▶ [Aim of the exercise] Starting with the line that includes "What text is on this page?", write out every remaining line of the records below exactly as it appears, leaving out any images.

▶ [Data shown]
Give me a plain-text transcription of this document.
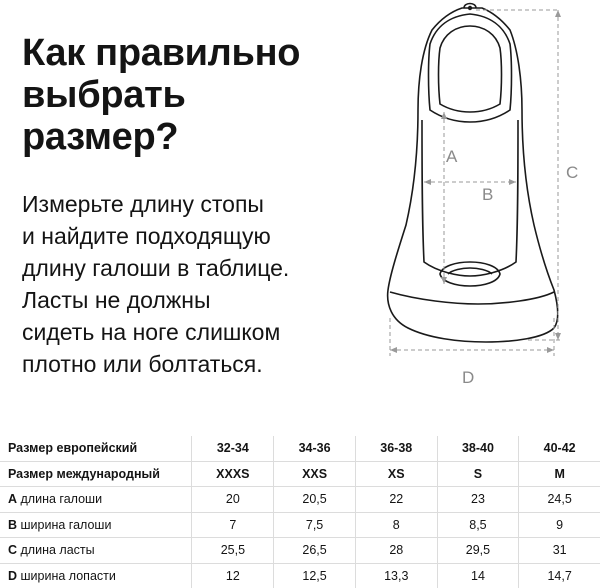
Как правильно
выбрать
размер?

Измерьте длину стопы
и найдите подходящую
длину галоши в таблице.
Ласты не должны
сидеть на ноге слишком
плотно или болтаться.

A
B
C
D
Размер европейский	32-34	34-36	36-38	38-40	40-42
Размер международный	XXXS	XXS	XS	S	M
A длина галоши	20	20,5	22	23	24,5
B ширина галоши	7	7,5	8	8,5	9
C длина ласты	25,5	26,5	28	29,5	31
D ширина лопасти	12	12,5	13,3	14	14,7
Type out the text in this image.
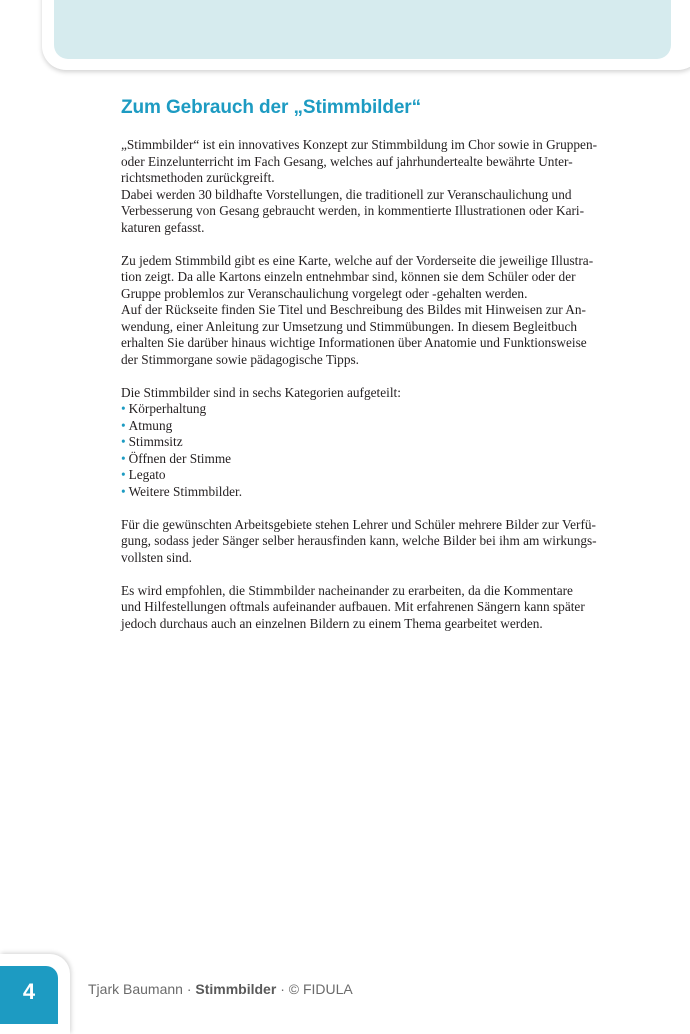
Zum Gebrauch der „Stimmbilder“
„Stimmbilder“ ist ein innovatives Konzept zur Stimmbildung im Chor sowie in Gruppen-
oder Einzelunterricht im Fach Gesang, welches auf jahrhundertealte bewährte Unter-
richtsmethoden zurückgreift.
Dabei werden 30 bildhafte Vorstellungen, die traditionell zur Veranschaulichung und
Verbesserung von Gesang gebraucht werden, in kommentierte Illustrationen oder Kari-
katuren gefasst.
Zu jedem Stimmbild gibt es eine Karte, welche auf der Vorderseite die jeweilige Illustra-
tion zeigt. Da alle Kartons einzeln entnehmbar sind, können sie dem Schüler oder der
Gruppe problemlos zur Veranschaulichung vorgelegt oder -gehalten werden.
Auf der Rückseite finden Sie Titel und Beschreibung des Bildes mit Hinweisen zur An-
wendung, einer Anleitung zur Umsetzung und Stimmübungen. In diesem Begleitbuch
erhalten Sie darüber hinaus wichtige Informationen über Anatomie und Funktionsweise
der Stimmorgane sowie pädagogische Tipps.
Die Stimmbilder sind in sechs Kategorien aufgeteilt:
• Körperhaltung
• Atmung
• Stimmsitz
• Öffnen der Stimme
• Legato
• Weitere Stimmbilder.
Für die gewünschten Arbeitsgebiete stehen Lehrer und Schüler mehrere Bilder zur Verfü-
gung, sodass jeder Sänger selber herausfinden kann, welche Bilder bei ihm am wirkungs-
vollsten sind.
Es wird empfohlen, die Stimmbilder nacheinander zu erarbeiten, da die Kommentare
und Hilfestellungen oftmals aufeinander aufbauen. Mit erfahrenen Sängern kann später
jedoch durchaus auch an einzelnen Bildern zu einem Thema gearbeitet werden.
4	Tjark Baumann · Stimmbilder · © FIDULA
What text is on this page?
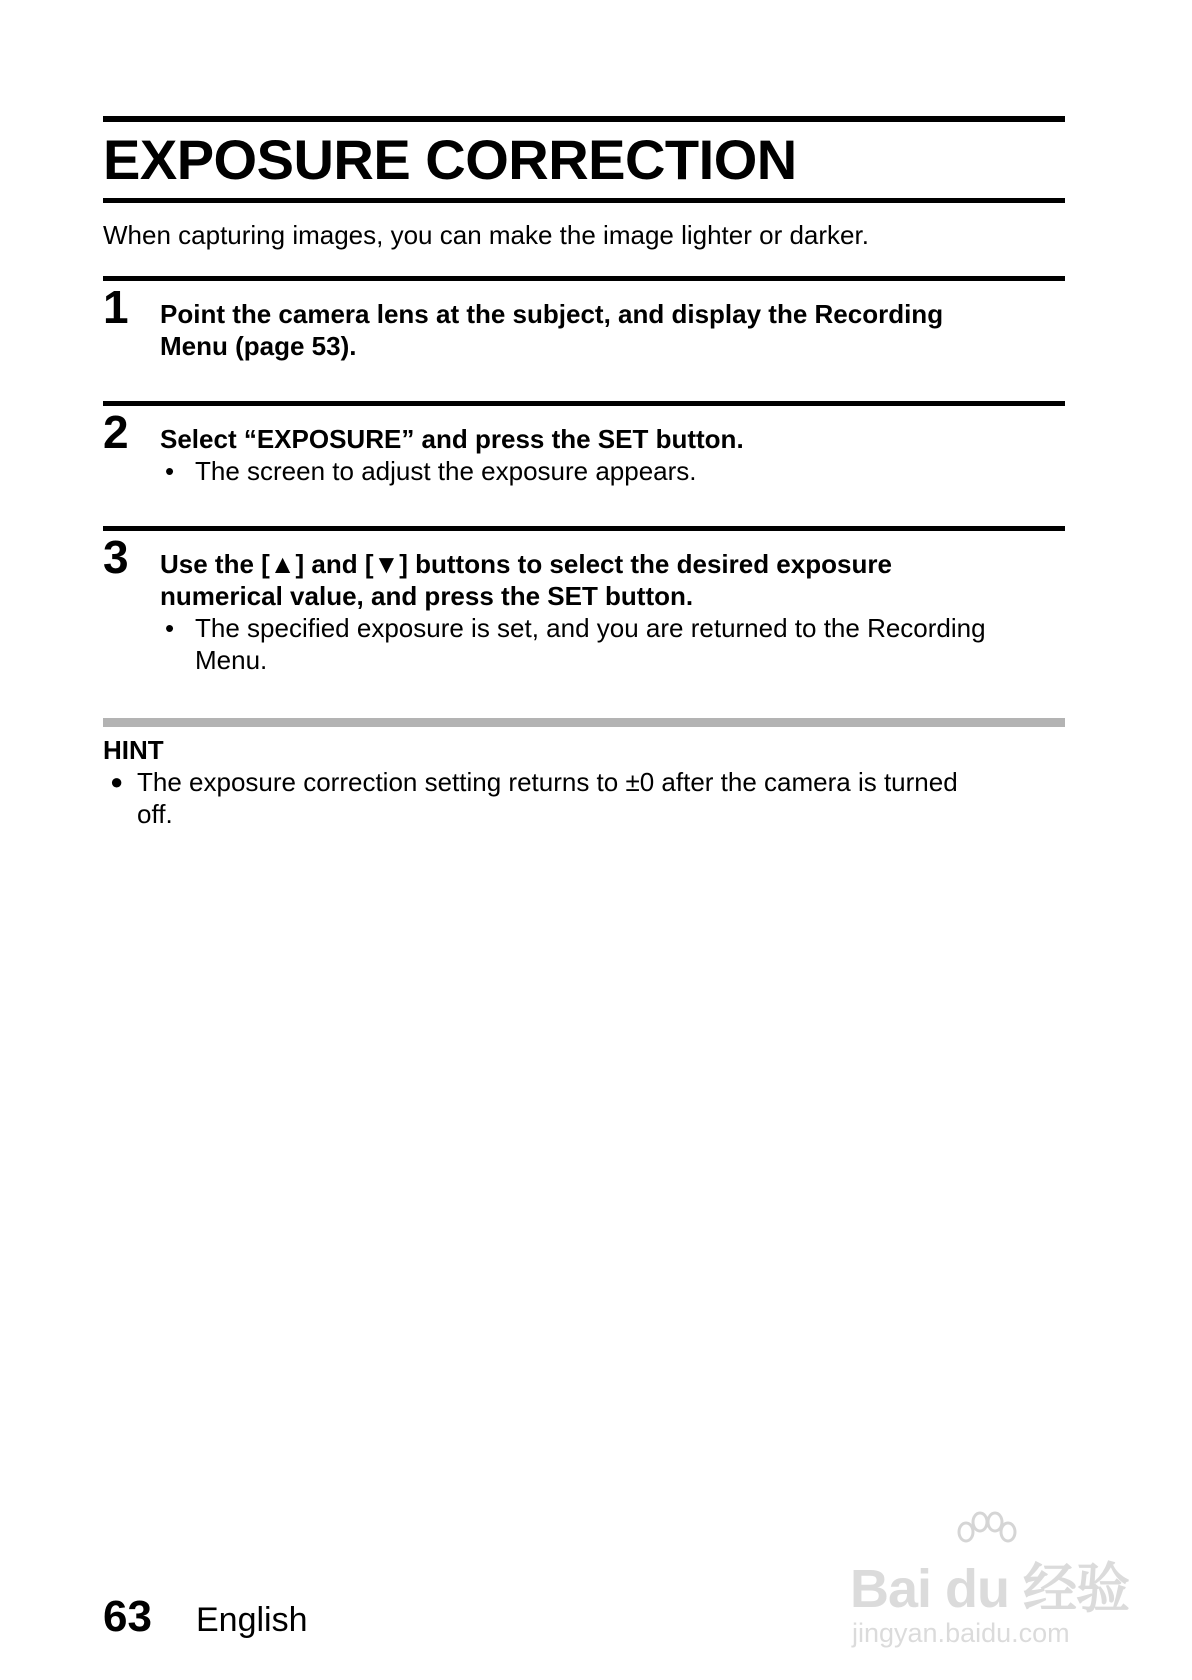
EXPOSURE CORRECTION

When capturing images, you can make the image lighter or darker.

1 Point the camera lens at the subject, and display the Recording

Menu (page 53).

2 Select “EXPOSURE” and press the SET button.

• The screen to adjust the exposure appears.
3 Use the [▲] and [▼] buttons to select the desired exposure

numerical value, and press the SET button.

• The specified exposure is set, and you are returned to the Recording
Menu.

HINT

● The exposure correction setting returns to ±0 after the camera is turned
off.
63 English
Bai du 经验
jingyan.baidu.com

▶ [Correct response]
What text is on this page?
EXPOSURE CORRECTION

When capturing images, you can make the image lighter or darker.

1 Point the camera lens at the subject, and display the Recording

Menu (page 53).

2 Select “EXPOSURE” and press the SET button.

• The screen to adjust the exposure appears.
3 Use the [▲] and [▼] buttons to select the desired exposure

numerical value, and press the SET button.

• The specified exposure is set, and you are returned to the Recording
Menu.

HINT

● The exposure correction setting returns to ±0 after the camera is turned
off.
63 English
Bai du 经验
jingyan.baidu.com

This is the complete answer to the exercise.